YOUR GOAL ▸
Read the listing below and copy out every line that holds "text".

RECORDS SUPPLIED ▸
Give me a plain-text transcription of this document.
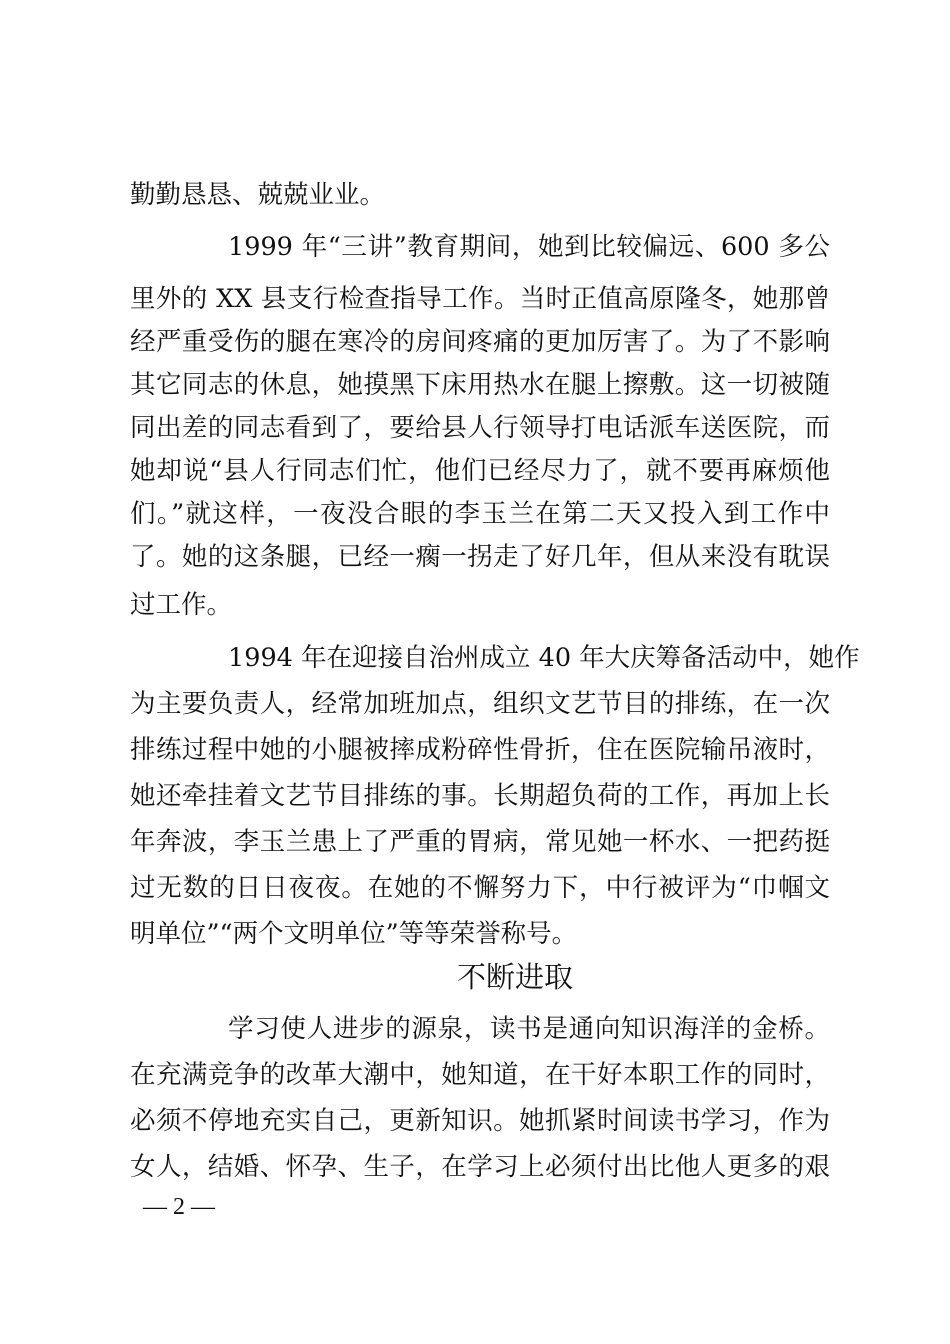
勤勤恳恳、兢兢业业。
1999 年“三讲”教育期间，她到比较偏远、600 多公
里外的 XX 县支行检查指导工作。当时正值高原隆冬，她那曾
经严重受伤的腿在寒冷的房间疼痛的更加厉害了。为了不影响
其它同志的休息，她摸黑下床用热水在腿上擦敷。这一切被随
同出差的同志看到了，要给县人行领导打电话派车送医院，而
她却说“县人行同志们忙，他们已经尽力了，就不要再麻烦他
们。”就这样，一夜没合眼的李玉兰在第二天又投入到工作中
了。她的这条腿，已经一瘸一拐走了好几年，但从来没有耽误
过工作。
1994 年在迎接自治州成立 40 年大庆筹备活动中，她作
为主要负责人，经常加班加点，组织文艺节目的排练，在一次
排练过程中她的小腿被摔成粉碎性骨折，住在医院输吊液时，
她还牵挂着文艺节目排练的事。长期超负荷的工作，再加上长
年奔波，李玉兰患上了严重的胃病，常见她一杯水、一把药挺
过无数的日日夜夜。在她的不懈努力下，中行被评为“巾帼文
明单位”“两个文明单位”等等荣誉称号。
不断进取
学习使人进步的源泉，读书是通向知识海洋的金桥。
在充满竞争的改革大潮中，她知道，在干好本职工作的同时，
必须不停地充实自己，更新知识。她抓紧时间读书学习，作为
女人，结婚、怀孕、生子，在学习上必须付出比他人更多的艰
— 2 —
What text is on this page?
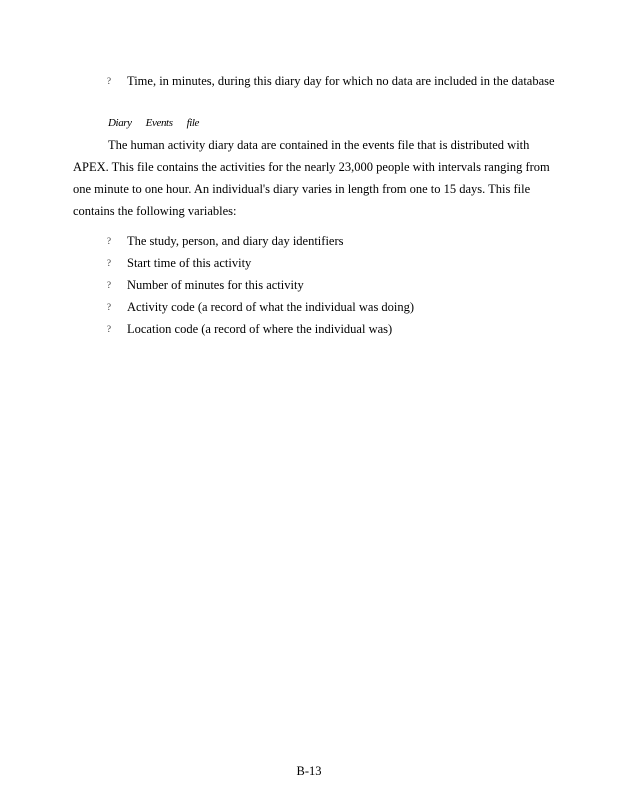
? Time, in minutes, during this diary day for which no data are included in the database
Diary Events file
The human activity diary data are contained in the events file that is distributed with
APEX. This file contains the activities for the nearly 23,000 people with intervals ranging from
one minute to one hour. An individual's diary varies in length from one to 15 days. This file
contains the following variables:
? The study, person, and diary day identifiers
? Start time of this activity
? Number of minutes for this activity
? Activity code (a record of what the individual was doing)
? Location code (a record of where the individual was)
B-13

TASK RESULT ▸
Give me a plain-text transcription of this document.
What text is on this page?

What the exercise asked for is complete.